Aim :: Copy each line in the data that includes the word "content".

****

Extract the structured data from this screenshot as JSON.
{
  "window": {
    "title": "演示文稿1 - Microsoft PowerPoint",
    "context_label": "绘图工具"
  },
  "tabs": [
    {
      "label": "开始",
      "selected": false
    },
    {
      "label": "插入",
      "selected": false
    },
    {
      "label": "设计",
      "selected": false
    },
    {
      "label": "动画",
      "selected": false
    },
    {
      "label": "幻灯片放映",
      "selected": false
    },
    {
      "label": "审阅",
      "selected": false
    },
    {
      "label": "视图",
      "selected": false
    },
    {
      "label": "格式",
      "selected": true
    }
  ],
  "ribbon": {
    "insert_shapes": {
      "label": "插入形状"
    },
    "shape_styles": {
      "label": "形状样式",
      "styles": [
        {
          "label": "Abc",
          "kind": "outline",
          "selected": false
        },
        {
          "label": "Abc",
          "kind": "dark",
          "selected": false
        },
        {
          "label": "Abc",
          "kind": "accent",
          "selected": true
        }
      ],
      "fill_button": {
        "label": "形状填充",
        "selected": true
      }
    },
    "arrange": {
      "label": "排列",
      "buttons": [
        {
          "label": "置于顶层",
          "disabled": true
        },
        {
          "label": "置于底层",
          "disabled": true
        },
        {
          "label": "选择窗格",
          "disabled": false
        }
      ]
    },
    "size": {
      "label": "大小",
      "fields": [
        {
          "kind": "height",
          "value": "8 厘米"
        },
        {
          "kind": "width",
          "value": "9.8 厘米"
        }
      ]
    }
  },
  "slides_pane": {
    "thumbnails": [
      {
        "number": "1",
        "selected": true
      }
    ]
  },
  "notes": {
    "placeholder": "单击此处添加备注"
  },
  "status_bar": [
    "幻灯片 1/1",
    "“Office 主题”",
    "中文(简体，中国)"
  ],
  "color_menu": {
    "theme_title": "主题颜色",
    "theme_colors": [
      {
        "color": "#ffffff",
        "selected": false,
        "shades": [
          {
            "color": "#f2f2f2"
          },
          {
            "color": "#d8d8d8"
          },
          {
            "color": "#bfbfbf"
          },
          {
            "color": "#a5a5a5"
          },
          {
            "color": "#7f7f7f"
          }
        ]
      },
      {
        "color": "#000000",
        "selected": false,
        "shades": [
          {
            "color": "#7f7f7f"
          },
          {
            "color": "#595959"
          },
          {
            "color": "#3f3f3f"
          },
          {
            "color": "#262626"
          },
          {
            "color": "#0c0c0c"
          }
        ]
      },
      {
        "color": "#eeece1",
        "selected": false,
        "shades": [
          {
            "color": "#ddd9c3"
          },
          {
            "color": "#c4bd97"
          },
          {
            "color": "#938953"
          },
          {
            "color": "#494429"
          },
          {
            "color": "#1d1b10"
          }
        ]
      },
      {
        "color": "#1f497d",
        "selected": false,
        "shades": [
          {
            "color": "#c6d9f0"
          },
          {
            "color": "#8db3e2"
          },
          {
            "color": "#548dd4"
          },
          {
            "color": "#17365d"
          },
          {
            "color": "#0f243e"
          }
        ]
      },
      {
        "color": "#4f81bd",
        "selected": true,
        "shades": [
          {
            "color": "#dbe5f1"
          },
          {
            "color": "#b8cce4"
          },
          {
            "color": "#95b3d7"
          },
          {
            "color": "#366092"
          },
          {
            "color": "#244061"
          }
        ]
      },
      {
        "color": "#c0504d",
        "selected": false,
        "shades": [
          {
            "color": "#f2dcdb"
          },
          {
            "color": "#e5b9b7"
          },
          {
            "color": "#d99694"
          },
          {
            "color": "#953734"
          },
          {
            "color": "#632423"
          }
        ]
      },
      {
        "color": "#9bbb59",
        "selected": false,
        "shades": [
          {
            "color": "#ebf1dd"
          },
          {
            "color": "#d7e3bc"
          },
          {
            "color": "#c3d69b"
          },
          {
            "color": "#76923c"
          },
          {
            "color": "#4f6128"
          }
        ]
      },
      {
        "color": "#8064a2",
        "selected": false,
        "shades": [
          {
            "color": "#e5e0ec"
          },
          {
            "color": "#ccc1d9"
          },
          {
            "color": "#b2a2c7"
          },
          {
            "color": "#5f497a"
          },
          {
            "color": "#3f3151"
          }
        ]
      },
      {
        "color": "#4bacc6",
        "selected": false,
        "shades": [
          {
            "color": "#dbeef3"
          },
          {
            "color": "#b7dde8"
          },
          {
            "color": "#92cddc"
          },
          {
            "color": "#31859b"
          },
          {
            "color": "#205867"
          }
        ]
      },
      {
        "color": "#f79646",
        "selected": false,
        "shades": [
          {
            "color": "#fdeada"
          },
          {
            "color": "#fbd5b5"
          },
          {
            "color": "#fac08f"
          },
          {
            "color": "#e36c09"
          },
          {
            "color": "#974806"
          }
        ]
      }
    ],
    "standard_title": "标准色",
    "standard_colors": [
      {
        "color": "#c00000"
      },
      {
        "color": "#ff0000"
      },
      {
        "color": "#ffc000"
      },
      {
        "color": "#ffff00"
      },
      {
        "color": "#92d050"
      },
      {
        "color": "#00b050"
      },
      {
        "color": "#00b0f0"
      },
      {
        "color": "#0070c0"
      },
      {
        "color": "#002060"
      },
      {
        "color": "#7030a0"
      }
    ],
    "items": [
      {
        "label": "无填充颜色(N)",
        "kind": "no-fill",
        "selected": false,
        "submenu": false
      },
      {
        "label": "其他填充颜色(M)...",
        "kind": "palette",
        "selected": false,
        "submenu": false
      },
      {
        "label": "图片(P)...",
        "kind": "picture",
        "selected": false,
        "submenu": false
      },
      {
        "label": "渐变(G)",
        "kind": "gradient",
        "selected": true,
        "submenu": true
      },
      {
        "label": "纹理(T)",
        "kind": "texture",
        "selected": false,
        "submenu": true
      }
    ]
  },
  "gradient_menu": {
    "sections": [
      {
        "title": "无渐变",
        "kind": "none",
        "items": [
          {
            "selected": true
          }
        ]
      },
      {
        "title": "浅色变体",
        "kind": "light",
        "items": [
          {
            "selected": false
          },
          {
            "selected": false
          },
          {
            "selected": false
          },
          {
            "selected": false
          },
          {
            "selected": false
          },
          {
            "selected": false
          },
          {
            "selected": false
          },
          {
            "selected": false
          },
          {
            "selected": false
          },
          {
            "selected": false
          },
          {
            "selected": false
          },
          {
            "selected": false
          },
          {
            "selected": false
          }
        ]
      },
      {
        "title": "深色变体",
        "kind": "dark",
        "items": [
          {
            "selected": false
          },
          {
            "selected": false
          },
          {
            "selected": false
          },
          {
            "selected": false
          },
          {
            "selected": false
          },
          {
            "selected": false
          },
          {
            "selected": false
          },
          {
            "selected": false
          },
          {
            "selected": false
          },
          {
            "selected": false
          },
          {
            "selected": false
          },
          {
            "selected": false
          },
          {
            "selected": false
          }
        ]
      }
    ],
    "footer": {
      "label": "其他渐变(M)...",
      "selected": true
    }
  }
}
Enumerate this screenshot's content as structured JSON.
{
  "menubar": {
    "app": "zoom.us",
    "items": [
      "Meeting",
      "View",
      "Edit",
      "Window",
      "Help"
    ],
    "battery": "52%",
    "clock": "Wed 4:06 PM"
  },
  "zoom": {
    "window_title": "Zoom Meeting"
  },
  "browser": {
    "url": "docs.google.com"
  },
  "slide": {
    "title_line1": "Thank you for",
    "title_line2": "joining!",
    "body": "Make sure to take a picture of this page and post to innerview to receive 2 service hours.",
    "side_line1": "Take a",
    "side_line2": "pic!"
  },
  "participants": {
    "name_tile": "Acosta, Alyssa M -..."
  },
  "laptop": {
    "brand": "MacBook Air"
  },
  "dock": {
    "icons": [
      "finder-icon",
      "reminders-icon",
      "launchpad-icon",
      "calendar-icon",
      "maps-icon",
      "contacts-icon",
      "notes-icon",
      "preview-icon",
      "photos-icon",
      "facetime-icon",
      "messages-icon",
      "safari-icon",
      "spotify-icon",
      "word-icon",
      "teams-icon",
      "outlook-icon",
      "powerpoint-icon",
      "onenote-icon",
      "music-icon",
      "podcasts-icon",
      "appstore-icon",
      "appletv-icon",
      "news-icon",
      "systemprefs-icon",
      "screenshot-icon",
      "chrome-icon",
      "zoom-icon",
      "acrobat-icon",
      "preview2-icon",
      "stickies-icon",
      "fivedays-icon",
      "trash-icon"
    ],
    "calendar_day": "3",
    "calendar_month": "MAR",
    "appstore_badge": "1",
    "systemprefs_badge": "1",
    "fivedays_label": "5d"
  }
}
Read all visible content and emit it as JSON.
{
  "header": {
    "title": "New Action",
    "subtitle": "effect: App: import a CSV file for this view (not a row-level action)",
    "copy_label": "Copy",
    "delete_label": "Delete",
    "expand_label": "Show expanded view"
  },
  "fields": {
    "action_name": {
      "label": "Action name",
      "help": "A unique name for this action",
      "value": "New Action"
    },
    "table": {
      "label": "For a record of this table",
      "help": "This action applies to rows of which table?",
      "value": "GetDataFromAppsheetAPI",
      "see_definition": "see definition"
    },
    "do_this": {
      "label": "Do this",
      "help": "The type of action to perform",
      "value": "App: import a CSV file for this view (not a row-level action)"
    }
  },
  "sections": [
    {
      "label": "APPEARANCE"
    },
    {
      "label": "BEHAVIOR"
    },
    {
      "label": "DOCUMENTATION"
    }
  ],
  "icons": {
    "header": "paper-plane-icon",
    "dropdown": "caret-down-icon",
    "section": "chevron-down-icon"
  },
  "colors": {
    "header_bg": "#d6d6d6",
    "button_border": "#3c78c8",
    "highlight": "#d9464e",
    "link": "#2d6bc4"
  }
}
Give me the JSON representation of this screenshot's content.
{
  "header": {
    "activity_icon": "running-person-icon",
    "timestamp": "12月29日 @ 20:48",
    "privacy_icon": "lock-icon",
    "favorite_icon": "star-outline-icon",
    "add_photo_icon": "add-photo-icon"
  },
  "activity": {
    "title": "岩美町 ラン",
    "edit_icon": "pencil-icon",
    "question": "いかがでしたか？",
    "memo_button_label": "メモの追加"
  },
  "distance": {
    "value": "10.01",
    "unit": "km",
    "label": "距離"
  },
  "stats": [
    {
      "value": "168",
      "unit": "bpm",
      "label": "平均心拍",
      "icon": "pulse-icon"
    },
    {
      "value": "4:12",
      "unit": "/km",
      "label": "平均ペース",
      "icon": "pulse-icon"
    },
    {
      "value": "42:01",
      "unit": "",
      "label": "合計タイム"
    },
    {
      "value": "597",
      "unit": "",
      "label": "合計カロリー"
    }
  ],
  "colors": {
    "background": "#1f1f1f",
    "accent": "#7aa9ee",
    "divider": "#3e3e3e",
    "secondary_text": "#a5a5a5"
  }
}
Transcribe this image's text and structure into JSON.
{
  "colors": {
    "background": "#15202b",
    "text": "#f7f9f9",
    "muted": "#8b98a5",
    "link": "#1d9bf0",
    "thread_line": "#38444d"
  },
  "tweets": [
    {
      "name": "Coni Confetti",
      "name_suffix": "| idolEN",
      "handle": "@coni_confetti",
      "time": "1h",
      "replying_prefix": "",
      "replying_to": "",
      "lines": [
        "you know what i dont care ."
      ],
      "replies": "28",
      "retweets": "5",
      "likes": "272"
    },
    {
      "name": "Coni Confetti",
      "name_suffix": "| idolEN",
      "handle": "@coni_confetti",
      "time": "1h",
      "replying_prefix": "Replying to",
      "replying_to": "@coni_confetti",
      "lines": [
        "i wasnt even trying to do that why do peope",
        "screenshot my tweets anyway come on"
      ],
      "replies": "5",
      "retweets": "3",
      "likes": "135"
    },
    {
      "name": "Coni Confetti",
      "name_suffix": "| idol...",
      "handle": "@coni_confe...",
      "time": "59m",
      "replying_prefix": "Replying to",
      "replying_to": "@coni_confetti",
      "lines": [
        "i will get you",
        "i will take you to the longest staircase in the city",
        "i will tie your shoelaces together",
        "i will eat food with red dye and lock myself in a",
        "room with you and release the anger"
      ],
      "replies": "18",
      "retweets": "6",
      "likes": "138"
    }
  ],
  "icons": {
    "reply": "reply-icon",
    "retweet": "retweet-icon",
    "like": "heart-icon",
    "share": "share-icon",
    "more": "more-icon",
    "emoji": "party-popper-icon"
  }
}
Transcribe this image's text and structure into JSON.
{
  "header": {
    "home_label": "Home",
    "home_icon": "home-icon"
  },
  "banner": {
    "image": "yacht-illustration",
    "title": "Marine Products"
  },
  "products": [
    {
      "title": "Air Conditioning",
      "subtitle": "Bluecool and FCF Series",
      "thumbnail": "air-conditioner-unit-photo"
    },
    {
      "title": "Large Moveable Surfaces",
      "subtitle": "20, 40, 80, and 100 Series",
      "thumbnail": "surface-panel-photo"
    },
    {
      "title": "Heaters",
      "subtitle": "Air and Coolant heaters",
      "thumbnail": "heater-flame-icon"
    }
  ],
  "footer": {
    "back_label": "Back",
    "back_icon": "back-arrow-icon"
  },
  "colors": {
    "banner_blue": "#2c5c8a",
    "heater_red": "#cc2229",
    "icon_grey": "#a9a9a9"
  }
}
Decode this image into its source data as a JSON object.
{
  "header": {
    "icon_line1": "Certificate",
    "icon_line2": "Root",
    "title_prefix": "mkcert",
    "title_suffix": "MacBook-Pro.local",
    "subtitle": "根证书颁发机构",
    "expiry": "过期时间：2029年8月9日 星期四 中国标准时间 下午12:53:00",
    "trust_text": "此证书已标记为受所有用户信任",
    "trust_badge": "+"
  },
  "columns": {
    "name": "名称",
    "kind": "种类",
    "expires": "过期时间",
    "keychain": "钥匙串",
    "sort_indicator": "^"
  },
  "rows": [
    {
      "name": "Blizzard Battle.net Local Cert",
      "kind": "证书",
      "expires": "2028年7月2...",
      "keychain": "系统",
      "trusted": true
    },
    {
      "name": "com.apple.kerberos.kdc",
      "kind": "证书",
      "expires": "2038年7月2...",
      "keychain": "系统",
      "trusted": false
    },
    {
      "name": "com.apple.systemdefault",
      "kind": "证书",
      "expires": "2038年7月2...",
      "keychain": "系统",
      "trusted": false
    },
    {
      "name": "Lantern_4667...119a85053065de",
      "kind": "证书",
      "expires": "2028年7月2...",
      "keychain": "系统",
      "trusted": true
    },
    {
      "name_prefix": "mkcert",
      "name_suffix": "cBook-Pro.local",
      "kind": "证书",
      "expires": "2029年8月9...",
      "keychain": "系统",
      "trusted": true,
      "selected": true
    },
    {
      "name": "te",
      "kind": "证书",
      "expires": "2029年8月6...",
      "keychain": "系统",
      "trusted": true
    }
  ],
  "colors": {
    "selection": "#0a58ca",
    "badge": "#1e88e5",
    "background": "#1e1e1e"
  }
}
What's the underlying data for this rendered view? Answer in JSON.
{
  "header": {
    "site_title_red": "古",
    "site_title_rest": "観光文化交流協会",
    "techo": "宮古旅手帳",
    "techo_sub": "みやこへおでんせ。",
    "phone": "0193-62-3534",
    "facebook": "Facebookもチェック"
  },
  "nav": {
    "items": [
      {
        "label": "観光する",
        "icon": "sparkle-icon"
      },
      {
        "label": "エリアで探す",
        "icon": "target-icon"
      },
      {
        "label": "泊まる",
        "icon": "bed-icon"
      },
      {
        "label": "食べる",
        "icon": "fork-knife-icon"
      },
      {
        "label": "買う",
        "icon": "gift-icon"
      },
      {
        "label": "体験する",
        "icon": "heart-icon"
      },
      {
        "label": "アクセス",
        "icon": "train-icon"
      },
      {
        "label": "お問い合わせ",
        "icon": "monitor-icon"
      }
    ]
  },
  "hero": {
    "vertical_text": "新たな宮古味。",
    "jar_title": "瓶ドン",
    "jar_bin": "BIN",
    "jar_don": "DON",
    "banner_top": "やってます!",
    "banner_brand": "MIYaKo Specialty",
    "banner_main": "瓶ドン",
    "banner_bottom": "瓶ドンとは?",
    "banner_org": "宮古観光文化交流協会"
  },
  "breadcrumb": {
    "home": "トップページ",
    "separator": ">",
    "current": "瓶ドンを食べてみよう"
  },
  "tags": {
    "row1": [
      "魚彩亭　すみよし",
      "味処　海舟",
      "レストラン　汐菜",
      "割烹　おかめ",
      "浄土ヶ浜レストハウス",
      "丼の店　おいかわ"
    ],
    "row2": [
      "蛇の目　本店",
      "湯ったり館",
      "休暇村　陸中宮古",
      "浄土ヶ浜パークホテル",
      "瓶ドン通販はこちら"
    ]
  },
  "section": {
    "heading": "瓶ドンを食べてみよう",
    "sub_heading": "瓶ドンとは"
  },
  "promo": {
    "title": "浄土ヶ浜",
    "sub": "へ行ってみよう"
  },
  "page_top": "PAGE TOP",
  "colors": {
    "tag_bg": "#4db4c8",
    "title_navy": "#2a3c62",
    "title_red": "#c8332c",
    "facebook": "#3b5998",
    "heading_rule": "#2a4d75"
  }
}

****

Response to the exercise ::
Enumerate this screenshot's content as structured JSON.
Read all visible content and emit it as JSON.
Give me the JSON representation of this screenshot's content.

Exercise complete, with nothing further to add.